Select every line below containing the word "this".

[Saved data entries]
——————————
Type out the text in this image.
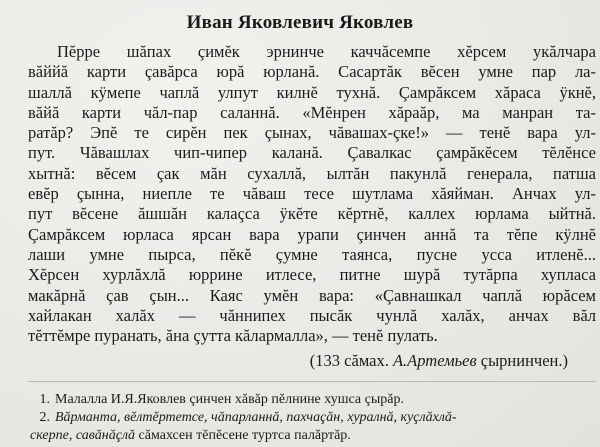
Иван Яковлевич Яковлев
Пĕрре шăпах çимĕк эрнинче каччăсемпе хĕрсем укăлчара
вăййă карти çавăрса юрă юрланă. Сасартăк вĕсен умне пар ла-
шаллă кÿмепе чаплă улпут килнĕ тухнă. Çамрăксем хăраса ÿкнĕ,
вăйă карти чăл-пар саланнă. «Мĕнрен хăраăр, ма манран та-
ратăр? Эпĕ те сирĕн пек çынах, чăвашах-çке!» — тенĕ вара ул-
пут. Чăвашлах чип-чипер каланă. Çавалкас çамрăкĕсем тĕлĕнсе
хытнă: вĕсем çак мăн сухаллă, ылтăн пакунлă генерала, патша
евĕр çынна, ниепле те чăваш тесе шутлама хăяйман. Анчах ул-
пут вĕсене ăшшăн калаçса ÿкĕте кĕртнĕ, каллех юрлама ыйтнă.
Çамрăксем юрласа ярсан вара урапи çинчен аннă та тĕпе кÿлнĕ
лаши умне пырса, пĕкĕ çумне таянса, пусне усса итленĕ...
Хĕрсен хурлăхлă юррине итлесе, питне шурă тутăрпа хупласа
макăрнă çав çын... Каяс умĕн вара: «Çавнашкал чаплă юрăсем
хайлакан халăх — чăннипех пысăк чунлă халăх, анчах вăл
тĕттĕмре пуранать, ăна çутта кăлармалла», — тенĕ пулать.
(133 сăмах. А.Артемьев çырнинчен.)
1. Малалла И.Я.Яковлев çинчен хăвăр пĕлнине хушса çырăр.
2. Вăрманта, вĕлтĕртетсе, чăпарланнă, пахчаçăн, хуралнă, куçлăхлă-
скерпе, савăнăçлă сăмахсен тĕпĕсене туртса палăртăр.
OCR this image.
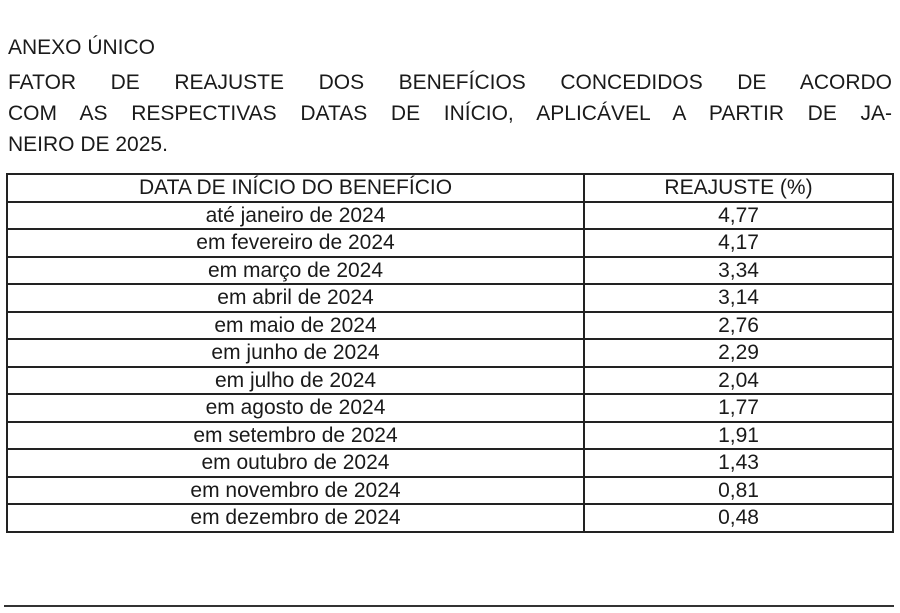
ANEXO ÚNICO
FATOR DE REAJUSTE DOS BENEFÍCIOS CONCEDIDOS DE ACORDO
COM AS RESPECTIVAS DATAS DE INÍCIO, APLICÁVEL A PARTIR DE JA-
NEIRO DE 2025.
DATA DE INÍCIO DO BENEFÍCIO	REAJUSTE (%)
até janeiro de 2024	4,77
em fevereiro de 2024	4,17
em março de 2024	3,34
em abril de 2024	3,14
em maio de 2024	2,76
em junho de 2024	2,29
em julho de 2024	2,04
em agosto de 2024	1,77
em setembro de 2024	1,91
em outubro de 2024	1,43
em novembro de 2024	0,81
em dezembro de 2024	0,48
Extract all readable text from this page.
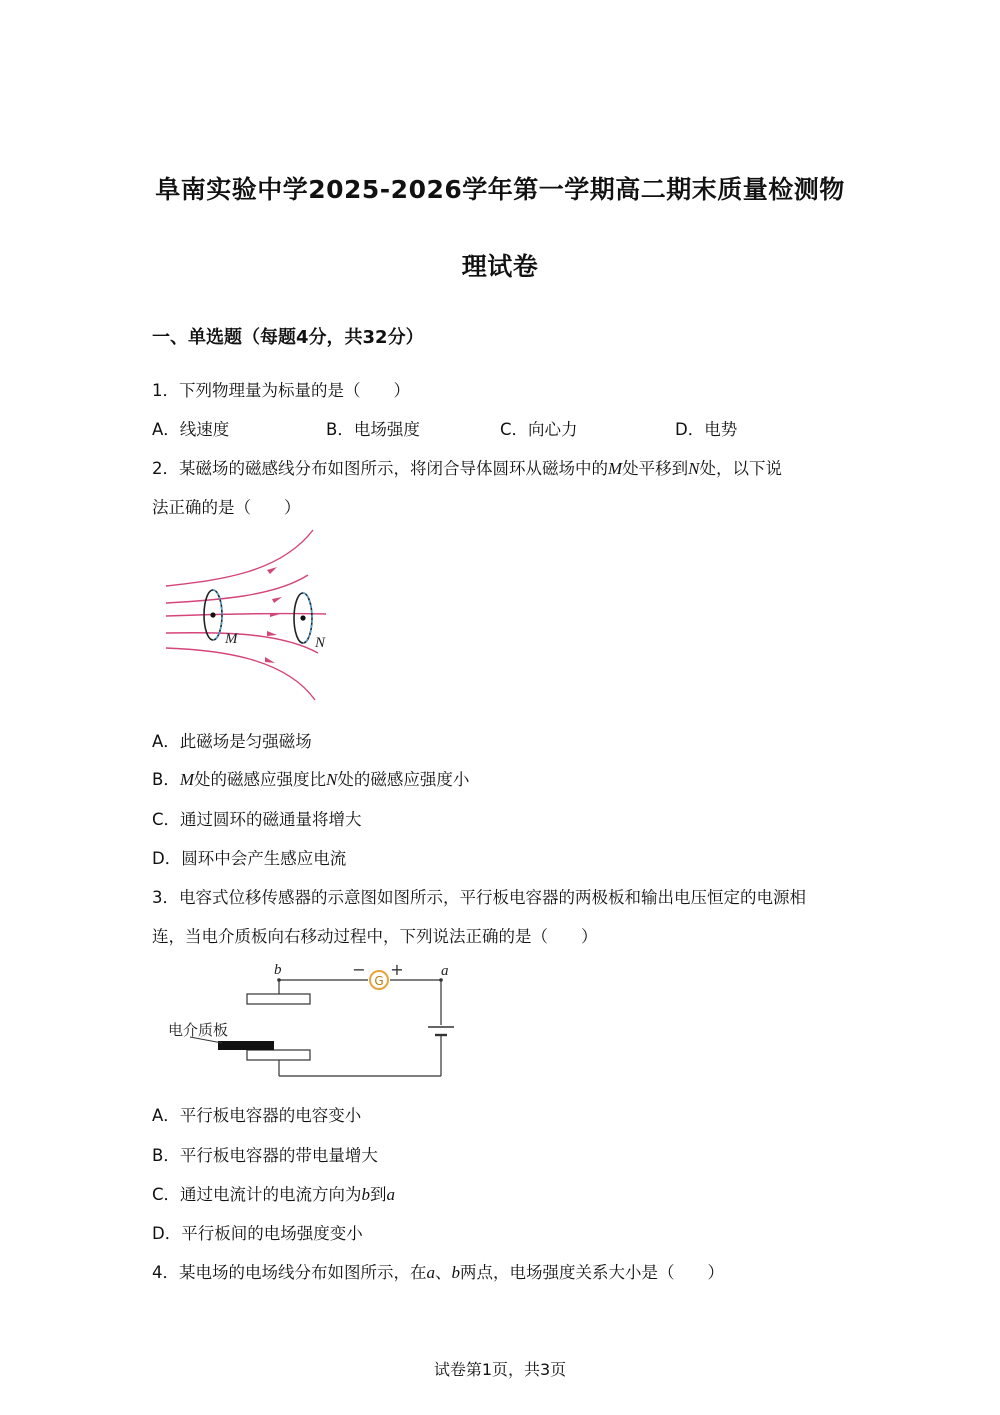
阜南实验中学2025-2026学年第一学期高二期末质量检测物
理试卷
一、单选题（每题4分，共32分）
1．下列物理量为标量的是（　　）
A．线速度	B．电场强度	C．向心力	D．电势
2．某磁场的磁感线分布如图所示，将闭合导体圆环从磁场中的M处平移到N处，以下说
法正确的是（　　）
M	N
A．此磁场是匀强磁场
B．M处的磁感应强度比N处的磁感应强度小
C．通过圆环的磁通量将增大
D．圆环中会产生感应电流
3．电容式位移传感器的示意图如图所示，平行板电容器的两极板和输出电压恒定的电源相
连，当电介质板向右移动过程中，下列说法正确的是（　　）
G
− +
b	a
电介质板
A．平行板电容器的电容变小
B．平行板电容器的带电量增大
C．通过电流计的电流方向为b到a
D．平行板间的电场强度变小
4．某电场的电场线分布如图所示，在a、b两点，电场强度关系大小是（　　）
试卷第1页，共3页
——————————
Exercise answer:
Type out the text in this image.
OCR this image.
Extract all readable text from this page.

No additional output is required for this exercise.